WORK TO BE COMPLETED: Set down all of the data exactly as it appears.

:::::

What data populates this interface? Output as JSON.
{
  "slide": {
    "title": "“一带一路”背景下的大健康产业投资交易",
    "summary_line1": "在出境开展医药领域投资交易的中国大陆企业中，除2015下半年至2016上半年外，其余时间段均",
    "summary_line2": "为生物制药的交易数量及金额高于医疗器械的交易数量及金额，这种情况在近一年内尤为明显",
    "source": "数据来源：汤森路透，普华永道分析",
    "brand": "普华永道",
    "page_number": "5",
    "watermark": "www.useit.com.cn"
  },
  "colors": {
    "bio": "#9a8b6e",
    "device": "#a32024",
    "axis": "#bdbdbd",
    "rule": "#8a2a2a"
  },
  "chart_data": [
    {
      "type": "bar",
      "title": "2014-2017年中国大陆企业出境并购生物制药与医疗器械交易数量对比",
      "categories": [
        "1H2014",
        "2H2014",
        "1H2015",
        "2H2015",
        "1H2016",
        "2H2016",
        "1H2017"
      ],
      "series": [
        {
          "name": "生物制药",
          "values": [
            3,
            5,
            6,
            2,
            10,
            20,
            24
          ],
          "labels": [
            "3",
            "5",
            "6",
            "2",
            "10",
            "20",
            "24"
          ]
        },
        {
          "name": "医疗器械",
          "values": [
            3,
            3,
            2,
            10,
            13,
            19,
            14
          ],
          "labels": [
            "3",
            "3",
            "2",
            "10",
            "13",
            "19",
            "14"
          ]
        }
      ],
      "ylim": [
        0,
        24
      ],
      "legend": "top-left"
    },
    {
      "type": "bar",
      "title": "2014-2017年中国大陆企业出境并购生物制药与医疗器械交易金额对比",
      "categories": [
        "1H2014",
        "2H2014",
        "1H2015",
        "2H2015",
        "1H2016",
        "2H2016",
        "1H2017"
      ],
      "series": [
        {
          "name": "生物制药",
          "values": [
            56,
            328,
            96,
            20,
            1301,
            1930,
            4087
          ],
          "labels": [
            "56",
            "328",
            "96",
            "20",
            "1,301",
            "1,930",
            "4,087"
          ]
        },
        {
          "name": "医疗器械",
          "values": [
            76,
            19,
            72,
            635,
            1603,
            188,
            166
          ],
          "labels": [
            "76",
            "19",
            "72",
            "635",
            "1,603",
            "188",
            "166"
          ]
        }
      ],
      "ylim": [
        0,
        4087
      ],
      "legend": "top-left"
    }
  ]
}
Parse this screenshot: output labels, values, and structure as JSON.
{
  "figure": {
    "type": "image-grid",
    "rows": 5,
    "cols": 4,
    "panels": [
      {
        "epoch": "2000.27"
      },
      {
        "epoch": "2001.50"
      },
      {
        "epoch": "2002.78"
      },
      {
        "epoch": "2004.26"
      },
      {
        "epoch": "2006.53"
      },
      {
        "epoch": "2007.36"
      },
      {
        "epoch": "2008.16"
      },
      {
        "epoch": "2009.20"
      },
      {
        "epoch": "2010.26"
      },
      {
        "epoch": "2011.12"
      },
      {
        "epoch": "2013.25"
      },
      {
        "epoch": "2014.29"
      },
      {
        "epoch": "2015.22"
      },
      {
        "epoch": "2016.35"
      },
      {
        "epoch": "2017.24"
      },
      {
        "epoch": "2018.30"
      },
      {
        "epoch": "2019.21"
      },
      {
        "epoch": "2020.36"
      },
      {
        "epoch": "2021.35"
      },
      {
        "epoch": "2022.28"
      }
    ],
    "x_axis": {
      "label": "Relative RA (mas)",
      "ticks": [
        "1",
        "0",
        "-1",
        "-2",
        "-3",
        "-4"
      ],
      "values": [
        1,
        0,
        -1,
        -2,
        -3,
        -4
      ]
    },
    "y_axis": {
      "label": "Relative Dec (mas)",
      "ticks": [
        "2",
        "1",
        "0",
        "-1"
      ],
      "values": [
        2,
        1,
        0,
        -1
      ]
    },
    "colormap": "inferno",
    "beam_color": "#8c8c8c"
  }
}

:::::

RESULT FOR THIS EXERCISE:
What data populates this interface? Output as JSON.
{
  "slide": {
    "title": "“一带一路”背景下的大健康产业投资交易",
    "summary_line1": "在出境开展医药领域投资交易的中国大陆企业中，除2015下半年至2016上半年外，其余时间段均",
    "summary_line2": "为生物制药的交易数量及金额高于医疗器械的交易数量及金额，这种情况在近一年内尤为明显",
    "source": "数据来源：汤森路透，普华永道分析",
    "brand": "普华永道",
    "page_number": "5",
    "watermark": "www.useit.com.cn"
  },
  "colors": {
    "bio": "#9a8b6e",
    "device": "#a32024",
    "axis": "#bdbdbd",
    "rule": "#8a2a2a"
  },
  "chart_data": [
    {
      "type": "bar",
      "title": "2014-2017年中国大陆企业出境并购生物制药与医疗器械交易数量对比",
      "categories": [
        "1H2014",
        "2H2014",
        "1H2015",
        "2H2015",
        "1H2016",
        "2H2016",
        "1H2017"
      ],
      "series": [
        {
          "name": "生物制药",
          "values": [
            3,
            5,
            6,
            2,
            10,
            20,
            24
          ],
          "labels": [
            "3",
            "5",
            "6",
            "2",
            "10",
            "20",
            "24"
          ]
        },
        {
          "name": "医疗器械",
          "values": [
            3,
            3,
            2,
            10,
            13,
            19,
            14
          ],
          "labels": [
            "3",
            "3",
            "2",
            "10",
            "13",
            "19",
            "14"
          ]
        }
      ],
      "ylim": [
        0,
        24
      ],
      "legend": "top-left"
    },
    {
      "type": "bar",
      "title": "2014-2017年中国大陆企业出境并购生物制药与医疗器械交易金额对比",
      "categories": [
        "1H2014",
        "2H2014",
        "1H2015",
        "2H2015",
        "1H2016",
        "2H2016",
        "1H2017"
      ],
      "series": [
        {
          "name": "生物制药",
          "values": [
            56,
            328,
            96,
            20,
            1301,
            1930,
            4087
          ],
          "labels": [
            "56",
            "328",
            "96",
            "20",
            "1,301",
            "1,930",
            "4,087"
          ]
        },
        {
          "name": "医疗器械",
          "values": [
            76,
            19,
            72,
            635,
            1603,
            188,
            166
          ],
          "labels": [
            "76",
            "19",
            "72",
            "635",
            "1,603",
            "188",
            "166"
          ]
        }
      ],
      "ylim": [
        0,
        4087
      ],
      "legend": "top-left"
    }
  ]
}
Parse this screenshot: output labels, values, and structure as JSON.
{
  "figure": {
    "type": "image-grid",
    "rows": 5,
    "cols": 4,
    "panels": [
      {
        "epoch": "2000.27"
      },
      {
        "epoch": "2001.50"
      },
      {
        "epoch": "2002.78"
      },
      {
        "epoch": "2004.26"
      },
      {
        "epoch": "2006.53"
      },
      {
        "epoch": "2007.36"
      },
      {
        "epoch": "2008.16"
      },
      {
        "epoch": "2009.20"
      },
      {
        "epoch": "2010.26"
      },
      {
        "epoch": "2011.12"
      },
      {
        "epoch": "2013.25"
      },
      {
        "epoch": "2014.29"
      },
      {
        "epoch": "2015.22"
      },
      {
        "epoch": "2016.35"
      },
      {
        "epoch": "2017.24"
      },
      {
        "epoch": "2018.30"
      },
      {
        "epoch": "2019.21"
      },
      {
        "epoch": "2020.36"
      },
      {
        "epoch": "2021.35"
      },
      {
        "epoch": "2022.28"
      }
    ],
    "x_axis": {
      "label": "Relative RA (mas)",
      "ticks": [
        "1",
        "0",
        "-1",
        "-2",
        "-3",
        "-4"
      ],
      "values": [
        1,
        0,
        -1,
        -2,
        -3,
        -4
      ]
    },
    "y_axis": {
      "label": "Relative Dec (mas)",
      "ticks": [
        "2",
        "1",
        "0",
        "-1"
      ],
      "values": [
        2,
        1,
        0,
        -1
      ]
    },
    "colormap": "inferno",
    "beam_color": "#8c8c8c"
  }
}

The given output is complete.